> [PROVIDED RECORDS]
:::

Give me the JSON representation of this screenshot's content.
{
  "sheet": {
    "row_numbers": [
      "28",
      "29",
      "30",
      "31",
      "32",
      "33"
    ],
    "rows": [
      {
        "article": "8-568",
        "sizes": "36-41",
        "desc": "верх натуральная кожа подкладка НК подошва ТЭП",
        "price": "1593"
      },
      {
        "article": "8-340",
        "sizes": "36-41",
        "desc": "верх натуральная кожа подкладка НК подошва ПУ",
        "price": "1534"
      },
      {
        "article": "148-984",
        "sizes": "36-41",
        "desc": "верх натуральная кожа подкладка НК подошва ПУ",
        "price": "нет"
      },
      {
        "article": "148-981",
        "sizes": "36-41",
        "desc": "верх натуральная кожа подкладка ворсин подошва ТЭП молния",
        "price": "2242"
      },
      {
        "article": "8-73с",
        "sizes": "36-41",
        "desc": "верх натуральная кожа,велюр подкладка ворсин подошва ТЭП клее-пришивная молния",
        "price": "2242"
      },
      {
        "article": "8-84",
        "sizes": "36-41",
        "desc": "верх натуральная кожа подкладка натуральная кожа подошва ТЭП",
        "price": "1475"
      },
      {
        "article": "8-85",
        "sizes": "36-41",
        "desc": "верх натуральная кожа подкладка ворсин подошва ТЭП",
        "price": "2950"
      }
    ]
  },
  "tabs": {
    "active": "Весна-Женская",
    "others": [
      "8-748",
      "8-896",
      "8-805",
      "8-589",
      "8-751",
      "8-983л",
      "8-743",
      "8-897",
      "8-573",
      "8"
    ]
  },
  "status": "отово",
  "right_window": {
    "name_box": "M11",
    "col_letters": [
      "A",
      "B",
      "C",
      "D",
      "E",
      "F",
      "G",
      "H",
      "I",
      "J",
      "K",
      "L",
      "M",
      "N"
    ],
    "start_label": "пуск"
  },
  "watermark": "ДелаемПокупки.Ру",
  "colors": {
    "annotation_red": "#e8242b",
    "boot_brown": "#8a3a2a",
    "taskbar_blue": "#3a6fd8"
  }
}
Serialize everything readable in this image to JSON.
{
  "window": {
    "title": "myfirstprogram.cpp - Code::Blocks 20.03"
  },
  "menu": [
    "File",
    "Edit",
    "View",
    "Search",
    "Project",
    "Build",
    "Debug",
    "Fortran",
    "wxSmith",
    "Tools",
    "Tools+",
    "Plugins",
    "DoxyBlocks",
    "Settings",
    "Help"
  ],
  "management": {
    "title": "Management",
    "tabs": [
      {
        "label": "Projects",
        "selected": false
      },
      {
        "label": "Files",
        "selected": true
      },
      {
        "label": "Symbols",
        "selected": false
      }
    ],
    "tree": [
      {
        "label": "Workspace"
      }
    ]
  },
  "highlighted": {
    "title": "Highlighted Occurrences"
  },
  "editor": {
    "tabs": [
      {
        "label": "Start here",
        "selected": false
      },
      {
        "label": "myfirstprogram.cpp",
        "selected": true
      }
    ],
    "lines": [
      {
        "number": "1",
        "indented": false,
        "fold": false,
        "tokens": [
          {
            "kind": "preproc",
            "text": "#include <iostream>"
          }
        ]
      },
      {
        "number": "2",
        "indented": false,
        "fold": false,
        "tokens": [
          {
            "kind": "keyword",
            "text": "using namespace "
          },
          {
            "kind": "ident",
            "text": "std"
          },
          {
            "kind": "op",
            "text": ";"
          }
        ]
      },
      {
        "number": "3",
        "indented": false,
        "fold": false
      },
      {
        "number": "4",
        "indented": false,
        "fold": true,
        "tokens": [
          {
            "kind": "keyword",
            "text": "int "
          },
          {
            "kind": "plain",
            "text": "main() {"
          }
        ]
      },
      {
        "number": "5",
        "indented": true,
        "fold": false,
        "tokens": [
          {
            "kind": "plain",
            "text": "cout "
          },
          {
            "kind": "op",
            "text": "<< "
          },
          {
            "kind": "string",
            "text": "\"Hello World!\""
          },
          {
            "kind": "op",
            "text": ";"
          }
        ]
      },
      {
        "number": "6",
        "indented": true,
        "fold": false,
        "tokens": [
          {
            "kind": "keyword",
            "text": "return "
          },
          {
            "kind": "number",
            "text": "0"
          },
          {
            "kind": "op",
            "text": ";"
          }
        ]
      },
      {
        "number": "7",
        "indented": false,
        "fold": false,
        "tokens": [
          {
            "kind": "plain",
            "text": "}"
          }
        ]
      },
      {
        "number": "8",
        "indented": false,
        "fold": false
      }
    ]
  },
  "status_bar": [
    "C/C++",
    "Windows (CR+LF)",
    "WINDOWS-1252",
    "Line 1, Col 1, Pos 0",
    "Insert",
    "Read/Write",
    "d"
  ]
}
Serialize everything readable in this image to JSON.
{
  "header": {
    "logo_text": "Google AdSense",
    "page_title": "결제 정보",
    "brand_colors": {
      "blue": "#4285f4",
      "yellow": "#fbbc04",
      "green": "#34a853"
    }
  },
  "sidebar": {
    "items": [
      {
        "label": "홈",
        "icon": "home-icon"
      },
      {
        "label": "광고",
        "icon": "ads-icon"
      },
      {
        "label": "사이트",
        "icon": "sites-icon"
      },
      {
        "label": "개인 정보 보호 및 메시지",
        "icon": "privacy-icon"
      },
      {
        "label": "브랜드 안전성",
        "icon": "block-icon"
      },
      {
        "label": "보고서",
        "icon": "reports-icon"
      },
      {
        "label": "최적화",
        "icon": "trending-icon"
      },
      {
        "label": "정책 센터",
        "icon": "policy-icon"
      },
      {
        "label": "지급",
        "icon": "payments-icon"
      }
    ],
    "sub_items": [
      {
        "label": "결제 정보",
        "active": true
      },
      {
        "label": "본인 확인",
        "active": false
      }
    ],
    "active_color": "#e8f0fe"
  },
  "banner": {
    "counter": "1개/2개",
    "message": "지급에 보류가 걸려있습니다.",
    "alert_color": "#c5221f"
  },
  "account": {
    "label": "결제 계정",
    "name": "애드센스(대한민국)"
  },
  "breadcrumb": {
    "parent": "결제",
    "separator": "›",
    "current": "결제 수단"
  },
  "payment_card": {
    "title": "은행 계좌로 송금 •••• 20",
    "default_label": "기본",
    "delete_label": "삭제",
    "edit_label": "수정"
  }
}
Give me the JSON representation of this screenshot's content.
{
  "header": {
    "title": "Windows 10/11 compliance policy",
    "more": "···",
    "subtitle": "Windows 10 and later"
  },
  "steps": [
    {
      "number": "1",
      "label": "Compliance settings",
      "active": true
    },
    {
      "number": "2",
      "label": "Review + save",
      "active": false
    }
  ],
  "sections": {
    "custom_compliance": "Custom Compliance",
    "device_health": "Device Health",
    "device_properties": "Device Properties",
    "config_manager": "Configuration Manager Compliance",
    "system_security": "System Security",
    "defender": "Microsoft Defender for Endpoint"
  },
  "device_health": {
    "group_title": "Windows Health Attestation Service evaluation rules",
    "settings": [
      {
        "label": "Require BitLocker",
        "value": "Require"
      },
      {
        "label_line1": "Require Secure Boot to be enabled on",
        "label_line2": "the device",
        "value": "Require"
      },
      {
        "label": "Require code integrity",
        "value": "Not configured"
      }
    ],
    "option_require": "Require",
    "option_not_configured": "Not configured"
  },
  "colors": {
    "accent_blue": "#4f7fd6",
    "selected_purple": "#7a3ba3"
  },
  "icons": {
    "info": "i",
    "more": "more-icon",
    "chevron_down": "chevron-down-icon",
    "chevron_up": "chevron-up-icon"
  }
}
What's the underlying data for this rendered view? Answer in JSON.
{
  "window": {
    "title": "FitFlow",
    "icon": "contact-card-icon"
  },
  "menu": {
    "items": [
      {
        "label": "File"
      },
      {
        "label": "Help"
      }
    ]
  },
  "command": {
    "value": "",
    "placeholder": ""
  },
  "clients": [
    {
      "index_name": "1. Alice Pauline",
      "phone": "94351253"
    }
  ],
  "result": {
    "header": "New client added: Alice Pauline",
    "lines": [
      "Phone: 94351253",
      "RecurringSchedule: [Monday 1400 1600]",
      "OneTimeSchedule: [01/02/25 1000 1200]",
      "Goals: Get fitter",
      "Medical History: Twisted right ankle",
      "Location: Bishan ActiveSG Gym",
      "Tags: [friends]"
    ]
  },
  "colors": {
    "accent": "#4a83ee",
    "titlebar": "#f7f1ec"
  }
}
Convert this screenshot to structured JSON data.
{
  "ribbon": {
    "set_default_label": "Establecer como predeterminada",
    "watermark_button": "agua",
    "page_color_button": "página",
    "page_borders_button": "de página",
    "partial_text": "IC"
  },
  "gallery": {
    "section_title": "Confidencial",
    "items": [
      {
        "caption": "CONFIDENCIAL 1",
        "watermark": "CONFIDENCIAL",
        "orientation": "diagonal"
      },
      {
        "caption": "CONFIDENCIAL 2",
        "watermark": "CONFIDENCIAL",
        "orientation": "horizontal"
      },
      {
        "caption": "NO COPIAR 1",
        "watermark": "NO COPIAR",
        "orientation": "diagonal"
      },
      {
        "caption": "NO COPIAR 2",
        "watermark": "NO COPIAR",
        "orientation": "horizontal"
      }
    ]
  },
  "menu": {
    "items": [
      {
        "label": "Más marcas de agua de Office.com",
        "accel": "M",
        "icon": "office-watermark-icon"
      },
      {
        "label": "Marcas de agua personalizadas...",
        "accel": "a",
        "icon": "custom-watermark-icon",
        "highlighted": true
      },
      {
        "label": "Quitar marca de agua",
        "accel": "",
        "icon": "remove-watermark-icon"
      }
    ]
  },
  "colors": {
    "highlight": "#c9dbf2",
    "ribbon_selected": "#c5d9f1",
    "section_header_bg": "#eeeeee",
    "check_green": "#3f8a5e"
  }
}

:::

> [TASK BRIEF]
Scan the listing above and identify each line holding the string "Alice"; copy every such line.

> [EXERCISE OUTPUT]
      "index_name": "1. Alice Pauline",
    "header": "New client added: Alice Pauline",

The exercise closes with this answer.